WHAT YOU SHOULD DO | Print every line of the rows below unchanged, leaving out the pictures.

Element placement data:
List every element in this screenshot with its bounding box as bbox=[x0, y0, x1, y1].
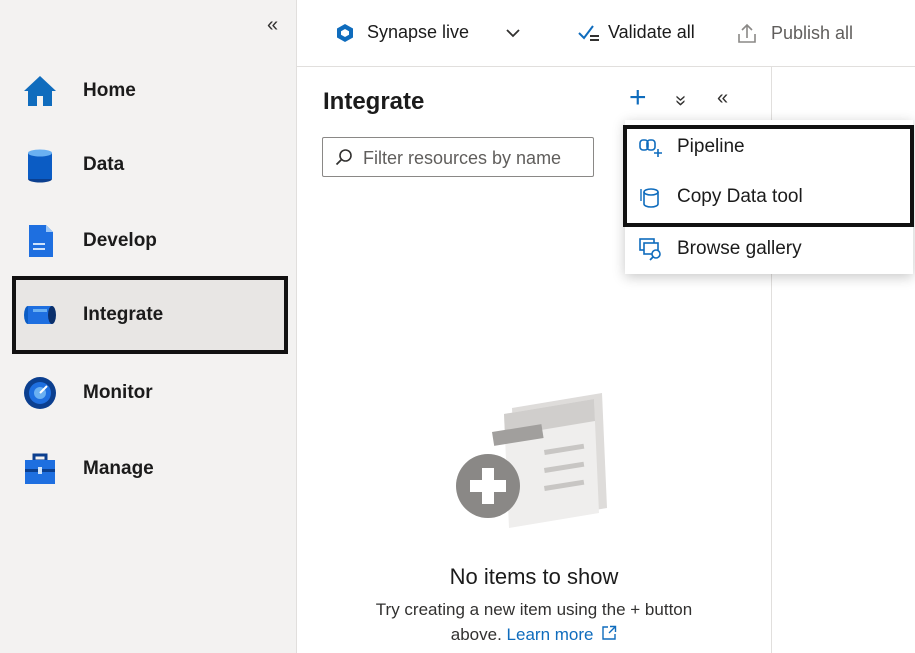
empty-state-description: Try creating a new item using the + butt… bbox=[322, 597, 746, 647]
sidebar-item-label: Data bbox=[83, 154, 125, 175]
publish-label: Publish all bbox=[771, 22, 854, 43]
sidebar-item-label: Develop bbox=[83, 230, 157, 251]
menu-item-label: Browse gallery bbox=[677, 238, 802, 259]
sidebar-item-label: Home bbox=[83, 80, 136, 101]
sidebar-item-home[interactable]: Home bbox=[12, 56, 288, 126]
menu-item-browse-gallery[interactable]: Browse gallery bbox=[625, 226, 913, 272]
sidebar-item-data[interactable]: Data bbox=[12, 130, 288, 200]
menu-item-pipeline[interactable]: Pipeline bbox=[625, 124, 913, 170]
validate-label: Validate all bbox=[608, 22, 695, 42]
empty-state-desc-line2: above. bbox=[450, 625, 502, 644]
home-icon bbox=[24, 76, 56, 106]
page-title: Integrate bbox=[323, 88, 425, 115]
search-input[interactable] bbox=[361, 144, 593, 172]
workspace-selector[interactable]: Synapse live bbox=[335, 22, 521, 43]
external-link-icon bbox=[602, 625, 617, 640]
sidebar-item-develop[interactable]: Develop bbox=[12, 206, 288, 276]
validate-icon bbox=[578, 24, 599, 41]
document-icon bbox=[29, 225, 53, 257]
learn-more-link[interactable]: Learn more bbox=[507, 625, 618, 644]
menu-item-label: Pipeline bbox=[677, 136, 745, 157]
learn-more-label: Learn more bbox=[506, 625, 594, 644]
empty-state-illustration bbox=[456, 393, 607, 528]
add-resource-menu: Pipeline Copy Data tool Browse gallery bbox=[625, 120, 913, 274]
sidebar-item-integrate[interactable]: Integrate bbox=[12, 276, 288, 354]
filter-box bbox=[322, 137, 594, 177]
copy-data-icon bbox=[640, 188, 659, 208]
publish-all-button[interactable]: Publish all bbox=[737, 22, 853, 44]
empty-state-desc-line1: Try creating a new item using the + butt… bbox=[375, 600, 693, 619]
gauge-icon bbox=[24, 377, 56, 409]
pipeline-icon bbox=[24, 306, 56, 324]
synapse-icon bbox=[337, 23, 353, 42]
empty-state-title: No items to show bbox=[449, 564, 619, 589]
menu-item-copy-data-tool[interactable]: Copy Data tool bbox=[625, 174, 913, 220]
sidebar-item-label: Integrate bbox=[83, 304, 164, 325]
search-icon bbox=[335, 149, 352, 166]
menu-item-label: Copy Data tool bbox=[677, 186, 803, 207]
sidebar-item-label: Monitor bbox=[83, 382, 153, 403]
database-icon bbox=[28, 149, 52, 183]
toolbox-icon bbox=[25, 453, 55, 484]
sidebar-item-manage[interactable]: Manage bbox=[12, 434, 288, 504]
chevron-down-icon bbox=[506, 28, 520, 37]
gallery-icon bbox=[639, 238, 661, 261]
collapse-sidebar-button[interactable]: « bbox=[267, 14, 278, 37]
pipeline-icon bbox=[639, 139, 662, 157]
workspace-label: Synapse live bbox=[367, 22, 470, 42]
sidebar-item-label: Manage bbox=[83, 458, 154, 479]
collapse-panel-button[interactable]: « bbox=[717, 87, 728, 110]
add-resource-button[interactable]: + bbox=[629, 81, 647, 115]
top-toolbar: Synapse live Validate all Publish all bbox=[297, 0, 915, 67]
expand-all-button[interactable]: » bbox=[669, 95, 692, 106]
publish-icon bbox=[738, 23, 756, 43]
sidebar-item-monitor[interactable]: Monitor bbox=[12, 358, 288, 428]
sidebar: « Home Data Develop Integrate Monitor Ma… bbox=[0, 0, 297, 653]
validate-all-button[interactable]: Validate all bbox=[578, 22, 695, 43]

WRITTEN RESPONSE |
List every element in this screenshot with its bounding box as bbox=[x0, y0, x1, y1].
empty-state-description: Try creating a new item using the + butt… bbox=[322, 597, 746, 647]
sidebar-item-label: Data bbox=[83, 154, 125, 175]
publish-label: Publish all bbox=[771, 22, 854, 43]
sidebar-item-label: Develop bbox=[83, 230, 157, 251]
menu-item-label: Browse gallery bbox=[677, 238, 802, 259]
sidebar-item-label: Home bbox=[83, 80, 136, 101]
sidebar-item-home[interactable]: Home bbox=[12, 56, 288, 126]
menu-item-browse-gallery[interactable]: Browse gallery bbox=[625, 226, 913, 272]
sidebar-item-data[interactable]: Data bbox=[12, 130, 288, 200]
menu-item-pipeline[interactable]: Pipeline bbox=[625, 124, 913, 170]
validate-label: Validate all bbox=[608, 22, 695, 42]
empty-state-desc-line2: above. bbox=[450, 625, 502, 644]
home-icon bbox=[24, 76, 56, 106]
page-title: Integrate bbox=[323, 88, 425, 115]
search-input[interactable] bbox=[361, 144, 593, 172]
workspace-selector[interactable]: Synapse live bbox=[335, 22, 521, 43]
external-link-icon bbox=[602, 625, 617, 640]
sidebar-item-develop[interactable]: Develop bbox=[12, 206, 288, 276]
validate-icon bbox=[578, 24, 599, 41]
document-icon bbox=[29, 225, 53, 257]
learn-more-link[interactable]: Learn more bbox=[507, 625, 618, 644]
menu-item-label: Pipeline bbox=[677, 136, 745, 157]
learn-more-label: Learn more bbox=[506, 625, 594, 644]
empty-state-illustration bbox=[456, 393, 607, 528]
add-resource-menu: Pipeline Copy Data tool Browse gallery bbox=[625, 120, 913, 274]
sidebar-item-integrate[interactable]: Integrate bbox=[12, 276, 288, 354]
filter-box bbox=[322, 137, 594, 177]
copy-data-icon bbox=[640, 188, 659, 208]
publish-all-button[interactable]: Publish all bbox=[737, 22, 853, 44]
empty-state-desc-line1: Try creating a new item using the + butt… bbox=[375, 600, 693, 619]
gauge-icon bbox=[24, 377, 56, 409]
pipeline-icon bbox=[24, 306, 56, 324]
synapse-icon bbox=[337, 23, 353, 42]
empty-state-title: No items to show bbox=[449, 564, 619, 589]
menu-item-copy-data-tool[interactable]: Copy Data tool bbox=[625, 174, 913, 220]
sidebar-item-label: Integrate bbox=[83, 304, 164, 325]
search-icon bbox=[335, 149, 352, 166]
menu-item-label: Copy Data tool bbox=[677, 186, 803, 207]
sidebar-item-label: Monitor bbox=[83, 382, 153, 403]
database-icon bbox=[28, 149, 52, 183]
toolbox-icon bbox=[25, 453, 55, 484]
sidebar-item-manage[interactable]: Manage bbox=[12, 434, 288, 504]
chevron-down-icon bbox=[506, 28, 520, 37]
gallery-icon bbox=[639, 238, 661, 261]
collapse-sidebar-button[interactable]: « bbox=[267, 14, 278, 37]
pipeline-icon bbox=[639, 139, 662, 157]
workspace-label: Synapse live bbox=[367, 22, 470, 42]
sidebar-item-label: Manage bbox=[83, 458, 154, 479]
collapse-panel-button[interactable]: « bbox=[717, 87, 728, 110]
add-resource-button[interactable]: + bbox=[629, 81, 647, 115]
top-toolbar: Synapse live Validate all Publish all bbox=[297, 0, 915, 67]
expand-all-button[interactable]: » bbox=[669, 95, 692, 106]
publish-icon bbox=[738, 23, 756, 43]
sidebar-item-monitor[interactable]: Monitor bbox=[12, 358, 288, 428]
sidebar: « Home Data Develop Integrate Monitor Ma… bbox=[0, 0, 297, 653]
validate-all-button[interactable]: Validate all bbox=[578, 22, 695, 43]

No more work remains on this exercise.